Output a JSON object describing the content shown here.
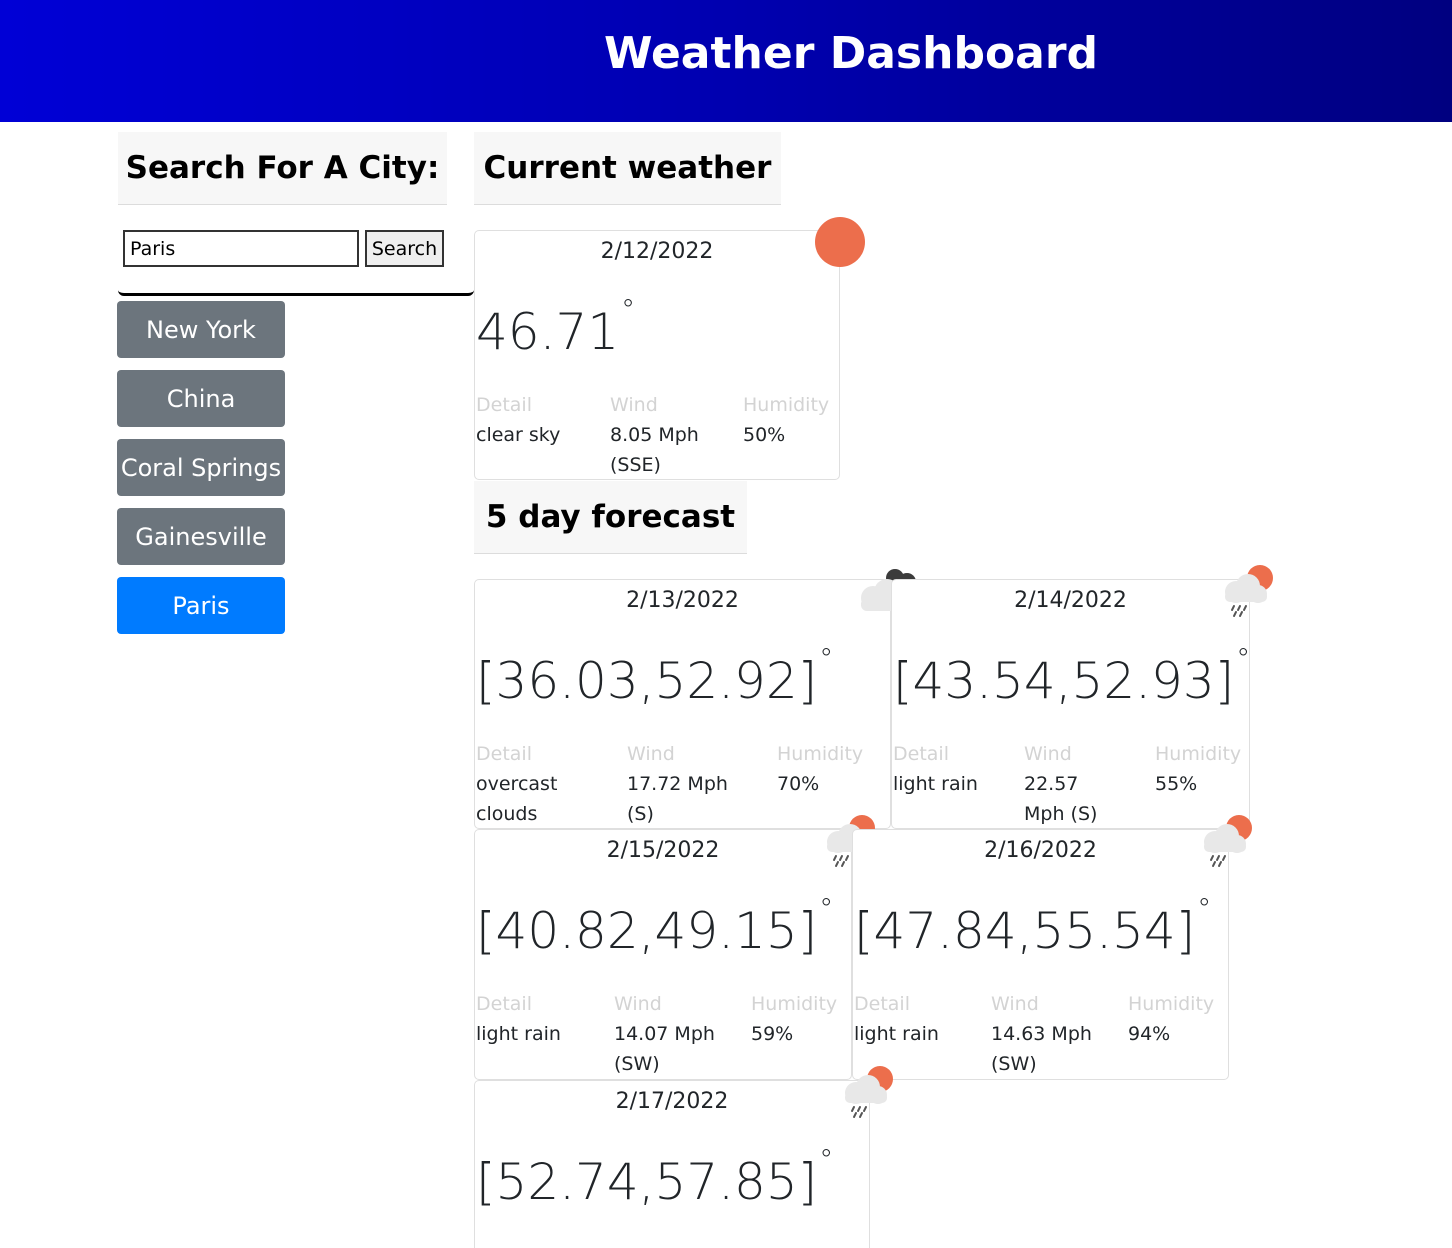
{
  "header": {
    "title": "Weather Dashboard"
  },
  "search": {
    "title": "Search For A City:",
    "input_value": "Paris",
    "button_label": "Search"
  },
  "cities": [
    "New York",
    "China",
    "Coral Springs",
    "Gainesville",
    "Paris"
  ],
  "active_city": "Paris",
  "current": {
    "title": "Current weather",
    "date": "2/12/2022",
    "temp": "46.71",
    "degree": "°",
    "labels": {
      "detail": "Detail",
      "wind": "Wind",
      "humidity": "Humidity"
    },
    "detail": "clear sky",
    "wind_line1": "8.05 Mph",
    "wind_line2": "(SSE)",
    "humidity": "50%",
    "icon": "clear-sky-sun-icon"
  },
  "forecast": {
    "title": "5 day forecast",
    "labels": {
      "detail": "Detail",
      "wind": "Wind",
      "humidity": "Humidity"
    },
    "days": [
      {
        "date": "2/13/2022",
        "temp": "[36.03,52.92]",
        "detail_line1": "overcast",
        "detail_line2": "clouds",
        "wind_line1": "17.72 Mph",
        "wind_line2": "(S)",
        "humidity": "70%",
        "icon": "overcast-clouds-icon"
      },
      {
        "date": "2/14/2022",
        "temp": "[43.54,52.93]",
        "detail_line1": "light rain",
        "detail_line2": "",
        "wind_line1": "22.57",
        "wind_line2": "Mph (S)",
        "humidity": "55%",
        "icon": "light-rain-icon"
      },
      {
        "date": "2/15/2022",
        "temp": "[40.82,49.15]",
        "detail_line1": "light rain",
        "detail_line2": "",
        "wind_line1": "14.07 Mph",
        "wind_line2": "(SW)",
        "humidity": "59%",
        "icon": "light-rain-icon"
      },
      {
        "date": "2/16/2022",
        "temp": "[47.84,55.54]",
        "detail_line1": "light rain",
        "detail_line2": "",
        "wind_line1": "14.63 Mph",
        "wind_line2": "(SW)",
        "humidity": "94%",
        "icon": "light-rain-icon"
      },
      {
        "date": "2/17/2022",
        "temp": "[52.74,57.85]",
        "icon": "light-rain-icon"
      }
    ]
  },
  "colors": {
    "header_start": "#0000d6",
    "header_end": "#000080",
    "city_button": "#6c757d",
    "city_button_active": "#007bff",
    "sun": "#ec6e4c"
  }
}
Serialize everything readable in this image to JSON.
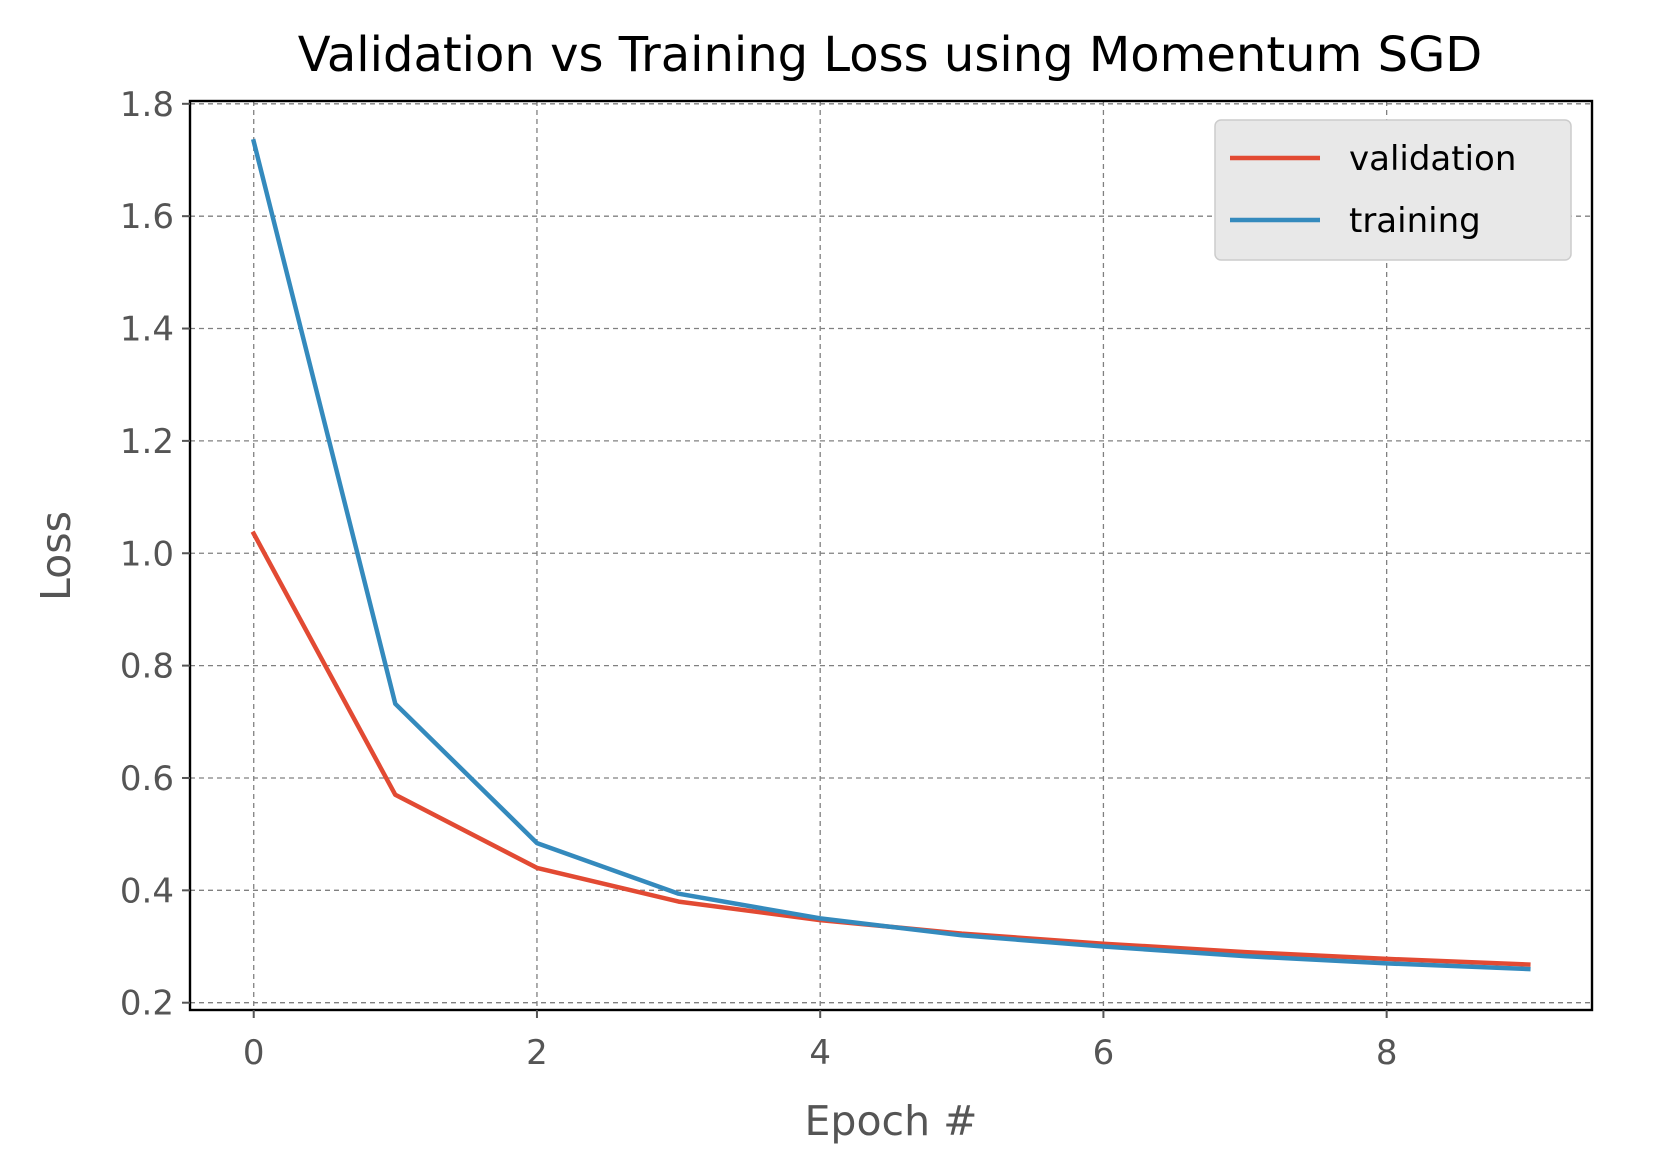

■ ■ ■ ■ ■ ■ ■

INSTRUCTIONS FOR THE TASK: Your copy should match the records word for word, with the pictures removed.

THE ANSWER:
Output a JSON object describing the content shown here.
{
  "header": {
    "title": "Weather Dashboard"
  },
  "search": {
    "title": "Search For A City:",
    "input_value": "Paris",
    "button_label": "Search"
  },
  "cities": [
    "New York",
    "China",
    "Coral Springs",
    "Gainesville",
    "Paris"
  ],
  "active_city": "Paris",
  "current": {
    "title": "Current weather",
    "date": "2/12/2022",
    "temp": "46.71",
    "degree": "°",
    "labels": {
      "detail": "Detail",
      "wind": "Wind",
      "humidity": "Humidity"
    },
    "detail": "clear sky",
    "wind_line1": "8.05 Mph",
    "wind_line2": "(SSE)",
    "humidity": "50%",
    "icon": "clear-sky-sun-icon"
  },
  "forecast": {
    "title": "5 day forecast",
    "labels": {
      "detail": "Detail",
      "wind": "Wind",
      "humidity": "Humidity"
    },
    "days": [
      {
        "date": "2/13/2022",
        "temp": "[36.03,52.92]",
        "detail_line1": "overcast",
        "detail_line2": "clouds",
        "wind_line1": "17.72 Mph",
        "wind_line2": "(S)",
        "humidity": "70%",
        "icon": "overcast-clouds-icon"
      },
      {
        "date": "2/14/2022",
        "temp": "[43.54,52.93]",
        "detail_line1": "light rain",
        "detail_line2": "",
        "wind_line1": "22.57",
        "wind_line2": "Mph (S)",
        "humidity": "55%",
        "icon": "light-rain-icon"
      },
      {
        "date": "2/15/2022",
        "temp": "[40.82,49.15]",
        "detail_line1": "light rain",
        "detail_line2": "",
        "wind_line1": "14.07 Mph",
        "wind_line2": "(SW)",
        "humidity": "59%",
        "icon": "light-rain-icon"
      },
      {
        "date": "2/16/2022",
        "temp": "[47.84,55.54]",
        "detail_line1": "light rain",
        "detail_line2": "",
        "wind_line1": "14.63 Mph",
        "wind_line2": "(SW)",
        "humidity": "94%",
        "icon": "light-rain-icon"
      },
      {
        "date": "2/17/2022",
        "temp": "[52.74,57.85]",
        "icon": "light-rain-icon"
      }
    ]
  },
  "colors": {
    "header_start": "#0000d6",
    "header_end": "#000080",
    "city_button": "#6c757d",
    "city_button_active": "#007bff",
    "sun": "#ec6e4c"
  }
}
Serialize everything readable in this image to JSON.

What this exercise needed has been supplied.